* **Short exercise**
In the material below, count the lines with the word "parameters" and state that number only.

------ Extracted data ------

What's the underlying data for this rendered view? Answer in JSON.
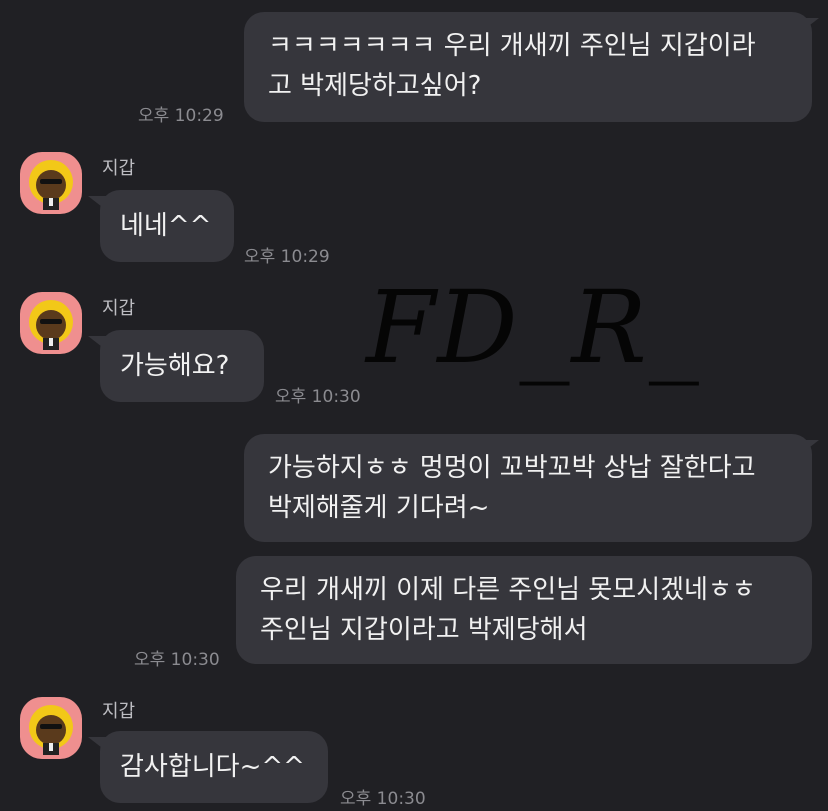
{
  "messages": [
    {
      "text": "ㅋㅋㅋㅋㅋㅋㅋ 우리 개새끼 주인님 지갑이라\n고 박제당하고싶어?",
      "time": "오후 10:29"
    },
    {
      "sender": "지갑",
      "text": "네네^^",
      "time": "오후 10:29"
    },
    {
      "sender": "지갑",
      "text": "가능해요?",
      "time": "오후 10:30"
    },
    {
      "text": "가능하지ㅎㅎ 멍멍이 꼬박꼬박 상납 잘한다고\n박제해줄게 기다려~"
    },
    {
      "text": "우리 개새끼 이제 다른 주인님 못모시겠네ㅎㅎ\n주인님 지갑이라고 박제당해서",
      "time": "오후 10:30"
    },
    {
      "sender": "지갑",
      "text": "감사합니다~^^",
      "time": "오후 10:30"
    }
  ],
  "watermark": "FD_R_",
  "colors": {
    "background": "#202024",
    "bubble": "#36363c",
    "avatar_bg": "#ef8f8f",
    "avatar_hair": "#f2c818",
    "avatar_face": "#5a3a1c"
  }
}
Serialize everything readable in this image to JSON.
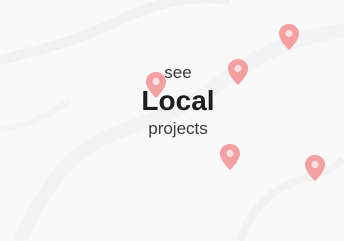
{
  "card": {
    "line1": "see",
    "line2": "Local",
    "line3": "projects"
  },
  "map": {
    "pin_icon": "map-pin-icon",
    "pin_color": "#f4a0a0",
    "background_color": "#f9f9f9",
    "road_color": "#f1f1f1"
  }
}
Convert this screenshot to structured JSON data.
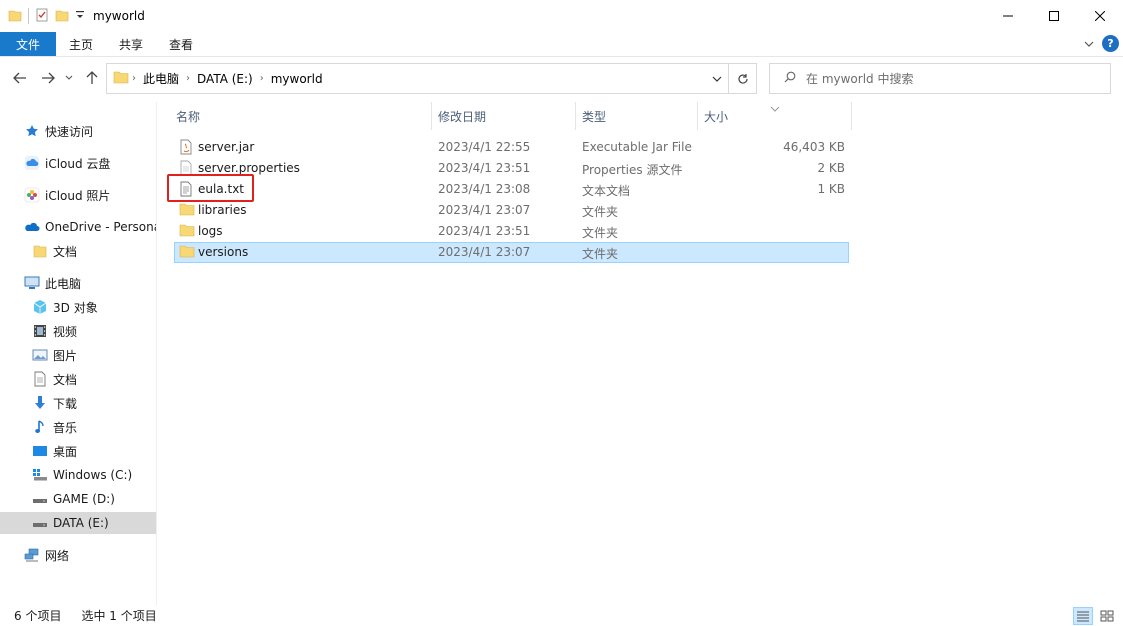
{
  "window": {
    "title": "myworld"
  },
  "ribbon": {
    "file": "文件",
    "tabs": [
      "主页",
      "共享",
      "查看"
    ]
  },
  "nav": {
    "crumbs": [
      "此电脑",
      "DATA (E:)",
      "myworld"
    ],
    "search_placeholder": "在 myworld 中搜索"
  },
  "sidebar": {
    "quick_access": "快速访问",
    "icloud_drive": "iCloud 云盘",
    "icloud_photos": "iCloud 照片",
    "onedrive": "OneDrive - Personal",
    "onedrive_docs": "文档",
    "this_pc": "此电脑",
    "objects3d": "3D 对象",
    "videos": "视频",
    "pictures": "图片",
    "documents": "文档",
    "downloads": "下载",
    "music": "音乐",
    "desktop": "桌面",
    "drive_c": "Windows (C:)",
    "drive_d": "GAME (D:)",
    "drive_e": "DATA (E:)",
    "network": "网络"
  },
  "columns": {
    "name": "名称",
    "modified": "修改日期",
    "type": "类型",
    "size": "大小"
  },
  "files": [
    {
      "name": "server.jar",
      "modified": "2023/4/1 22:55",
      "type": "Executable Jar File",
      "size": "46,403 KB",
      "icon": "jar-file-icon"
    },
    {
      "name": "server.properties",
      "modified": "2023/4/1 23:51",
      "type": "Properties 源文件",
      "size": "2 KB",
      "icon": "properties-file-icon"
    },
    {
      "name": "eula.txt",
      "modified": "2023/4/1 23:08",
      "type": "文本文档",
      "size": "1 KB",
      "icon": "text-file-icon"
    },
    {
      "name": "libraries",
      "modified": "2023/4/1 23:07",
      "type": "文件夹",
      "size": "",
      "icon": "folder-icon"
    },
    {
      "name": "logs",
      "modified": "2023/4/1 23:51",
      "type": "文件夹",
      "size": "",
      "icon": "folder-icon"
    },
    {
      "name": "versions",
      "modified": "2023/4/1 23:07",
      "type": "文件夹",
      "size": "",
      "icon": "folder-icon",
      "selected": true
    }
  ],
  "status": {
    "count": "6 个项目",
    "selected": "选中 1 个项目"
  },
  "colors": {
    "accent": "#1979ca",
    "selection": "#cce8ff",
    "highlight": "#e0211d",
    "folder": "#f8d775"
  }
}
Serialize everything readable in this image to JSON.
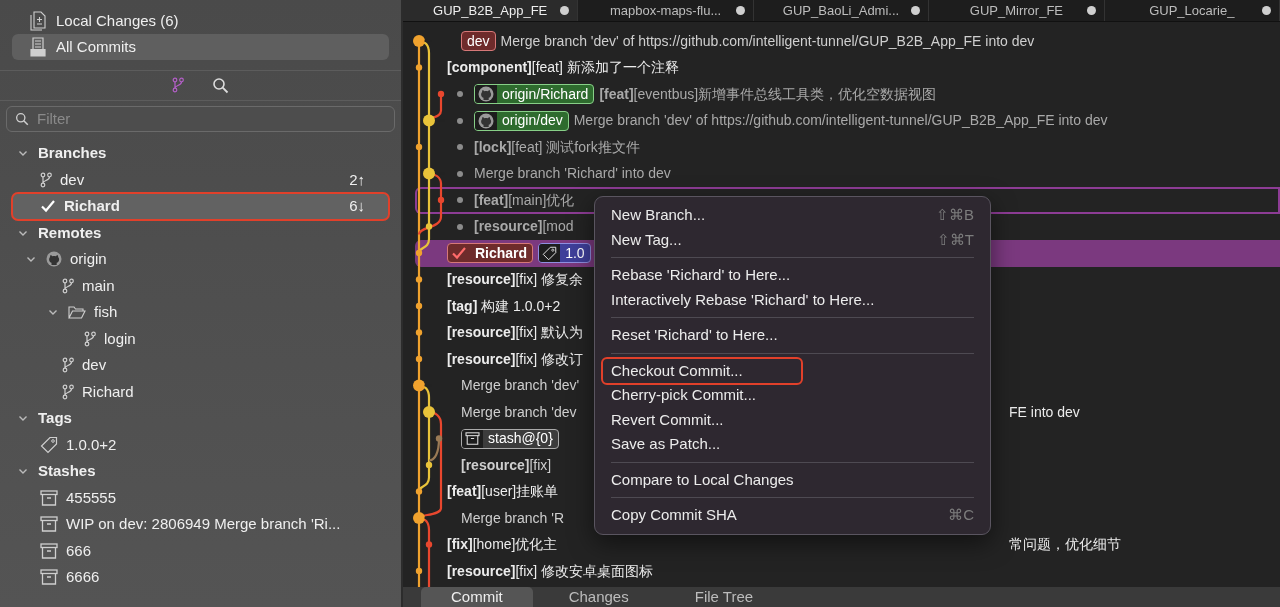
{
  "sidebar": {
    "nav": [
      {
        "kind": "changes",
        "label": "Local Changes (6)",
        "selected": false
      },
      {
        "kind": "commits",
        "label": "All Commits",
        "selected": true
      }
    ],
    "modes": [
      {
        "kind": "branches",
        "selected": true
      },
      {
        "kind": "search",
        "selected": false
      }
    ],
    "filter": {
      "placeholder": "Filter"
    },
    "sections": [
      {
        "title": "Branches",
        "expanded": true,
        "items": [
          {
            "kind": "branch",
            "label": "dev",
            "count": "2↑",
            "selected": false,
            "checked": false,
            "annotated": false
          },
          {
            "kind": "branch",
            "label": "Richard",
            "count": "6↓",
            "selected": true,
            "checked": true,
            "annotated": true
          }
        ]
      },
      {
        "title": "Remotes",
        "expanded": true,
        "items": [
          {
            "kind": "remote",
            "label": "origin",
            "expanded": true,
            "children": [
              {
                "kind": "branch",
                "label": "main"
              },
              {
                "kind": "folder",
                "label": "fish",
                "expanded": true,
                "children": [
                  {
                    "kind": "branch",
                    "label": "login"
                  }
                ]
              },
              {
                "kind": "branch",
                "label": "dev"
              },
              {
                "kind": "branch",
                "label": "Richard"
              }
            ]
          }
        ]
      },
      {
        "title": "Tags",
        "expanded": true,
        "items": [
          {
            "kind": "tag",
            "label": "1.0.0+2"
          }
        ]
      },
      {
        "title": "Stashes",
        "expanded": true,
        "items": [
          {
            "kind": "stash",
            "label": "455555"
          },
          {
            "kind": "stash",
            "label": "WIP on dev: 2806949 Merge branch 'Ri..."
          },
          {
            "kind": "stash",
            "label": "666"
          },
          {
            "kind": "stash",
            "label": "6666"
          }
        ]
      }
    ]
  },
  "tabs": [
    {
      "label": "GUP_B2B_App_FE",
      "selected": true
    },
    {
      "label": "mapbox-maps-flu...",
      "selected": false
    },
    {
      "label": "GUP_BaoLi_Admi...",
      "selected": false
    },
    {
      "label": "GUP_Mirror_FE",
      "selected": false
    },
    {
      "label": "GUP_Locarie_",
      "selected": false
    }
  ],
  "commits": [
    {
      "kind": "merge",
      "refs": [
        {
          "kind": "local",
          "label": "dev",
          "checked": false
        }
      ],
      "message": "Merge branch 'dev' of https://github.com/intelligent-tunnel/GUP_B2B_App_FE into dev",
      "selected": false,
      "context_target": false
    },
    {
      "kind": "commit",
      "message": "**[component]**[feat] 新添加了一个注释",
      "selected": false,
      "context_target": false
    },
    {
      "kind": "side",
      "refs": [
        {
          "kind": "remote",
          "label": "origin/Richard"
        }
      ],
      "message": "**[feat]**[eventbus]新增事件总线工具类，优化空数据视图",
      "selected": false,
      "context_target": false
    },
    {
      "kind": "side",
      "refs": [
        {
          "kind": "remote",
          "label": "origin/dev"
        }
      ],
      "message": "Merge branch 'dev' of https://github.com/intelligent-tunnel/GUP_B2B_App_FE into dev",
      "selected": false,
      "context_target": false
    },
    {
      "kind": "side",
      "message": "**[lock]**[feat] 测试fork推文件",
      "selected": false,
      "context_target": false
    },
    {
      "kind": "side",
      "message": "Merge branch 'Richard' into dev",
      "selected": false,
      "context_target": false
    },
    {
      "kind": "side",
      "message": "**[feat]**[main]优化",
      "selected": false,
      "context_target": true
    },
    {
      "kind": "side",
      "message": "**[resource]**[mod",
      "selected": false,
      "context_target": false
    },
    {
      "kind": "commit",
      "refs": [
        {
          "kind": "local",
          "label": "Richard",
          "checked": true
        },
        {
          "kind": "tag",
          "label": "1.0"
        }
      ],
      "selected": true,
      "context_target": false
    },
    {
      "kind": "commit",
      "message": "**[resource]**[fix] 修复余",
      "selected": false,
      "context_target": false
    },
    {
      "kind": "commit",
      "message": "**[tag]** 构建 1.0.0+2",
      "selected": false,
      "context_target": false
    },
    {
      "kind": "commit",
      "message": "**[resource]**[fix] 默认为",
      "selected": false,
      "context_target": false
    },
    {
      "kind": "commit",
      "message": "**[resource]**[fix] 修改订",
      "selected": false,
      "context_target": false
    },
    {
      "kind": "merge",
      "message": "Merge branch 'dev'",
      "selected": false,
      "context_target": false
    },
    {
      "kind": "merge",
      "message": "Merge branch 'dev",
      "tail": "FE into dev",
      "selected": false,
      "context_target": false
    },
    {
      "kind": "merge",
      "refs": [
        {
          "kind": "stash",
          "label": "stash@{0}"
        }
      ],
      "selected": false,
      "context_target": false
    },
    {
      "kind": "merge",
      "message": "**[resource]**[fix]",
      "selected": false,
      "context_target": false
    },
    {
      "kind": "commit",
      "message": "**[feat]**[user]挂账单",
      "selected": false,
      "context_target": false
    },
    {
      "kind": "merge",
      "message": "Merge branch 'R",
      "selected": false,
      "context_target": false
    },
    {
      "kind": "commit",
      "message": "**[fix]**[home]优化主",
      "tail": "常问题，优化细节",
      "selected": false,
      "context_target": false
    },
    {
      "kind": "commit",
      "message": "**[resource]**[fix] 修改安卓桌面图标",
      "selected": false,
      "context_target": false
    }
  ],
  "context_menu": {
    "items": [
      {
        "kind": "item",
        "label": "New Branch...",
        "shortcut": "⇧⌘B",
        "annotated": false
      },
      {
        "kind": "item",
        "label": "New Tag...",
        "shortcut": "⇧⌘T",
        "annotated": false
      },
      {
        "kind": "separator"
      },
      {
        "kind": "item",
        "label": "Rebase 'Richard' to Here...",
        "annotated": false
      },
      {
        "kind": "item",
        "label": "Interactively Rebase 'Richard' to Here...",
        "annotated": false
      },
      {
        "kind": "separator"
      },
      {
        "kind": "item",
        "label": "Reset 'Richard' to Here...",
        "annotated": false
      },
      {
        "kind": "separator"
      },
      {
        "kind": "item",
        "label": "Checkout Commit...",
        "annotated": true
      },
      {
        "kind": "item",
        "label": "Cherry-pick Commit...",
        "annotated": false
      },
      {
        "kind": "item",
        "label": "Revert Commit...",
        "annotated": false
      },
      {
        "kind": "item",
        "label": "Save as Patch...",
        "annotated": false
      },
      {
        "kind": "separator"
      },
      {
        "kind": "item",
        "label": "Compare to Local Changes",
        "annotated": false
      },
      {
        "kind": "separator"
      },
      {
        "kind": "item",
        "label": "Copy Commit SHA",
        "shortcut": "⌘C",
        "annotated": false
      }
    ]
  },
  "bottom_tabs": [
    {
      "label": "Commit",
      "selected": true
    },
    {
      "label": "Changes",
      "selected": false
    },
    {
      "label": "File Tree",
      "selected": false
    }
  ]
}
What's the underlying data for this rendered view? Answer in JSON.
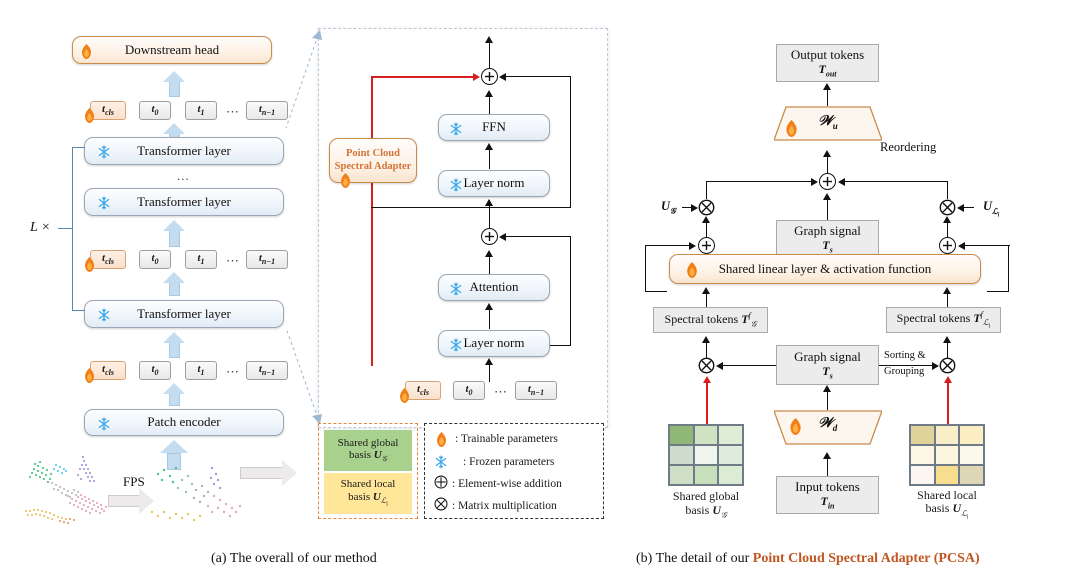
{
  "figure": {
    "caption_a_prefix": "(a) The overall of our method",
    "caption_b_prefix": "(b) The detail of our ",
    "caption_b_accent": "Point Cloud Spectral Adapter (PCSA)"
  },
  "colors": {
    "accent_orange": "#c05621",
    "adapter_text": "#d2743a",
    "red_path": "#d61f1f",
    "blue_arrow": "#c4dcf0",
    "green_basis": "#a9d18e",
    "yellow_basis": "#ffe699",
    "box_gray": "#ececec"
  },
  "panel_a": {
    "downstream_head": "Downstream head",
    "transformer_layer": "Transformer layer",
    "patch_encoder": "Patch encoder",
    "vertical_dots": "...",
    "loop_label": "L ×",
    "fps_label": "FPS",
    "tokens": [
      {
        "cls": "t",
        "sub": "cls"
      },
      {
        "cls": "t",
        "sub": "0"
      },
      {
        "cls": "t",
        "sub": "1"
      },
      {
        "cls": "t",
        "sub": "n−1"
      }
    ],
    "token_ellipsis": "⋯",
    "inset": {
      "adapter_line1": "Point Cloud",
      "adapter_line2": "Spectral Adapter",
      "ffn": "FFN",
      "layer_norm": "Layer norm",
      "attention": "Attention",
      "add_symbol": "⊕"
    },
    "basis_legend": {
      "global_line1": "Shared global",
      "global_line2_prefix": "basis ",
      "global_line2_sym": "U",
      "global_line2_sub": "𝒢",
      "local_line1": "Shared local",
      "local_line2_prefix": "basis ",
      "local_line2_sym": "U",
      "local_line2_sub": "ℒᵢ"
    },
    "symbol_legend": [
      {
        "icon": "flame-icon",
        "text": ": Trainable parameters"
      },
      {
        "icon": "snowflake-icon",
        "text": ": Frozen parameters"
      },
      {
        "icon": "plus-circle-icon",
        "text": ": Element-wise addition"
      },
      {
        "icon": "times-circle-icon",
        "text": ": Matrix multiplication"
      }
    ]
  },
  "panel_b": {
    "output_tokens_l1": "Output tokens",
    "output_tokens_l2_sym": "T",
    "output_tokens_l2_sub": "out",
    "w_up_sym": "𝒲",
    "w_up_sub": "u",
    "w_down_sym": "𝒲",
    "w_down_sub": "d",
    "reordering": "Reordering",
    "graph_signal_l1": "Graph signal",
    "graph_signal_sym": "T",
    "graph_signal_sub": "s",
    "shared_linear": "Shared linear layer & activation function",
    "spectral_tokens_left_prefix": "Spectral tokens ",
    "spectral_tokens_left_sym": "T",
    "spectral_tokens_left_sup": "f",
    "spectral_tokens_left_sub": "𝒢",
    "spectral_tokens_right_prefix": "Spectral tokens ",
    "spectral_tokens_right_sym": "T",
    "spectral_tokens_right_sup": "f",
    "spectral_tokens_right_sub": "ℒᵢ",
    "sorting_l1": "Sorting &",
    "sorting_l2": "Grouping",
    "input_tokens_l1": "Input tokens",
    "input_tokens_sym": "T",
    "input_tokens_sub": "in",
    "u_global_sym": "U",
    "u_global_sub": "𝒢",
    "u_local_sym": "U",
    "u_local_sub": "ℒᵢ",
    "shared_global_l1": "Shared global",
    "shared_global_l2_prefix": "basis ",
    "shared_global_l2_sym": "U",
    "shared_global_l2_sub": "𝒢",
    "shared_local_l1": "Shared local",
    "shared_local_l2_prefix": "basis ",
    "shared_local_l2_sym": "U",
    "shared_local_l2_sub": "ℒᵢ",
    "global_matrix_cells": [
      "#8fb877",
      "#cfe2c2",
      "#dfecd6",
      "#cfdccb",
      "#f0f6ee",
      "#e0ecdc",
      "#cfdfc6",
      "#c8dfbb",
      "#dcebd4"
    ],
    "local_matrix_cells": [
      "#e0d39a",
      "#f8eec8",
      "#fbeec2",
      "#fbf7e4",
      "#fdf6de",
      "#fbf8ec",
      "#fbf6f2",
      "#f7dd8e",
      "#ded7b6"
    ]
  }
}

------

* **Result of the task**
2